-- BEGIN --
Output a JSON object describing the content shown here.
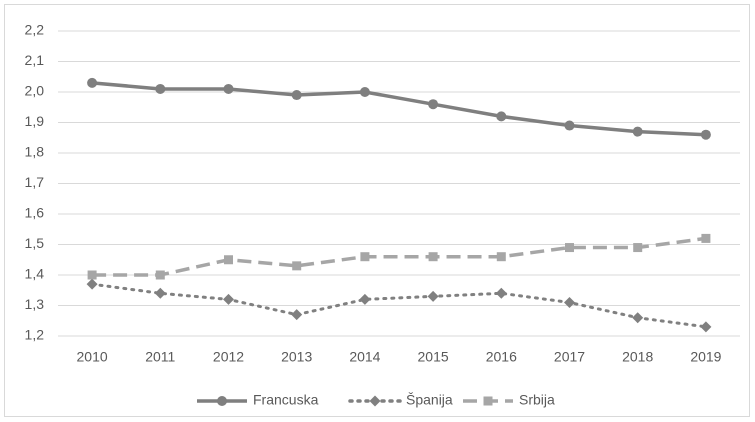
{
  "chart_data": {
    "type": "line",
    "categories": [
      "2010",
      "2011",
      "2012",
      "2013",
      "2014",
      "2015",
      "2016",
      "2017",
      "2018",
      "2019"
    ],
    "series": [
      {
        "name": "Francuska",
        "color": "#7f7f7f",
        "dash": "solid",
        "marker": "circle",
        "values": [
          2.03,
          2.01,
          2.01,
          1.99,
          2.0,
          1.96,
          1.92,
          1.89,
          1.87,
          1.86
        ]
      },
      {
        "name": "Španija",
        "color": "#808080",
        "dash": "dotted",
        "marker": "diamond",
        "values": [
          1.37,
          1.34,
          1.32,
          1.27,
          1.32,
          1.33,
          1.34,
          1.31,
          1.26,
          1.23
        ]
      },
      {
        "name": "Srbija",
        "color": "#a6a6a6",
        "dash": "dashed",
        "marker": "square",
        "values": [
          1.4,
          1.4,
          1.45,
          1.43,
          1.46,
          1.46,
          1.46,
          1.49,
          1.49,
          1.52
        ]
      }
    ],
    "ylim": [
      1.2,
      2.2
    ],
    "yticks": [
      {
        "value": 1.2,
        "label": "1,2"
      },
      {
        "value": 1.3,
        "label": "1,3"
      },
      {
        "value": 1.4,
        "label": "1,4"
      },
      {
        "value": 1.5,
        "label": "1,5"
      },
      {
        "value": 1.6,
        "label": "1,6"
      },
      {
        "value": 1.7,
        "label": "1,7"
      },
      {
        "value": 1.8,
        "label": "1,8"
      },
      {
        "value": 1.9,
        "label": "1,9"
      },
      {
        "value": 2.0,
        "label": "2,0"
      },
      {
        "value": 2.1,
        "label": "2,1"
      },
      {
        "value": 2.2,
        "label": "2,2"
      }
    ],
    "grid": true,
    "legend": "bottom"
  }
}
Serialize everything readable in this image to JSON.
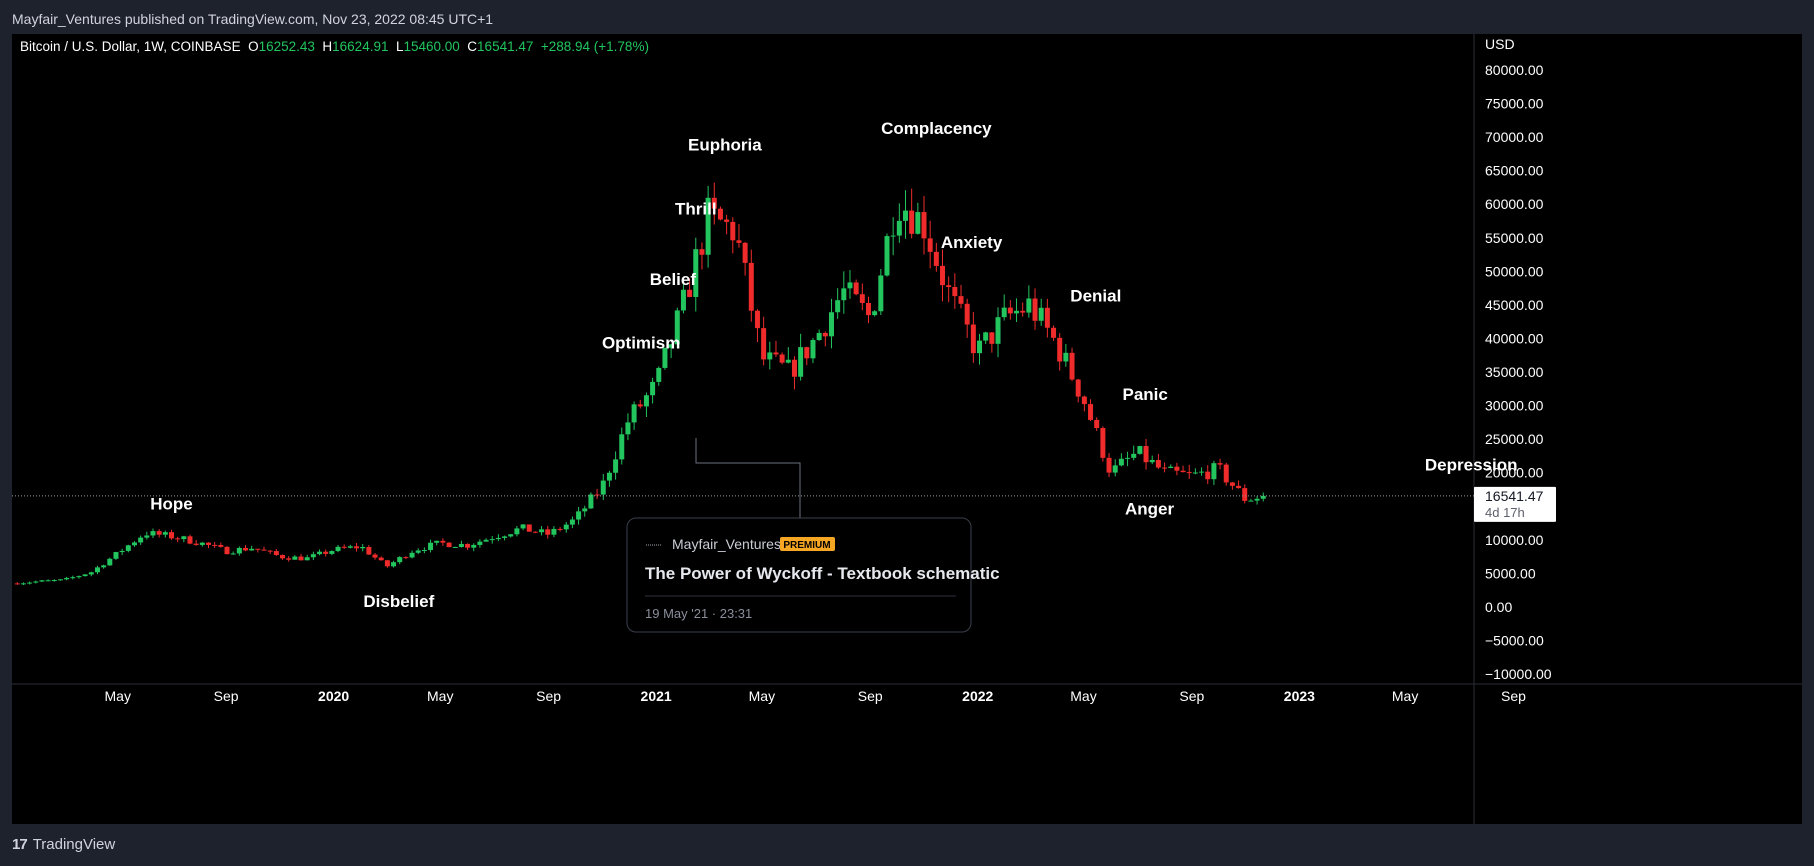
-- END --
:: What is asked ::
Leave out the pictures and restate everything else word for word.

:: Correct result ::
Output a JSON object describing the content shown here.
{
  "chart_data": {
    "type": "line",
    "categories": [
      "2010",
      "2011",
      "2012",
      "2013",
      "2014",
      "2015",
      "2016",
      "2017",
      "2018",
      "2019"
    ],
    "series": [
      {
        "name": "Francuska",
        "color": "#7f7f7f",
        "dash": "solid",
        "marker": "circle",
        "values": [
          2.03,
          2.01,
          2.01,
          1.99,
          2.0,
          1.96,
          1.92,
          1.89,
          1.87,
          1.86
        ]
      },
      {
        "name": "Španija",
        "color": "#808080",
        "dash": "dotted",
        "marker": "diamond",
        "values": [
          1.37,
          1.34,
          1.32,
          1.27,
          1.32,
          1.33,
          1.34,
          1.31,
          1.26,
          1.23
        ]
      },
      {
        "name": "Srbija",
        "color": "#a6a6a6",
        "dash": "dashed",
        "marker": "square",
        "values": [
          1.4,
          1.4,
          1.45,
          1.43,
          1.46,
          1.46,
          1.46,
          1.49,
          1.49,
          1.52
        ]
      }
    ],
    "ylim": [
      1.2,
      2.2
    ],
    "yticks": [
      {
        "value": 1.2,
        "label": "1,2"
      },
      {
        "value": 1.3,
        "label": "1,3"
      },
      {
        "value": 1.4,
        "label": "1,4"
      },
      {
        "value": 1.5,
        "label": "1,5"
      },
      {
        "value": 1.6,
        "label": "1,6"
      },
      {
        "value": 1.7,
        "label": "1,7"
      },
      {
        "value": 1.8,
        "label": "1,8"
      },
      {
        "value": 1.9,
        "label": "1,9"
      },
      {
        "value": 2.0,
        "label": "2,0"
      },
      {
        "value": 2.1,
        "label": "2,1"
      },
      {
        "value": 2.2,
        "label": "2,2"
      }
    ],
    "grid": true,
    "legend": "bottom"
  }
}
Serialize everything readable in this image to JSON.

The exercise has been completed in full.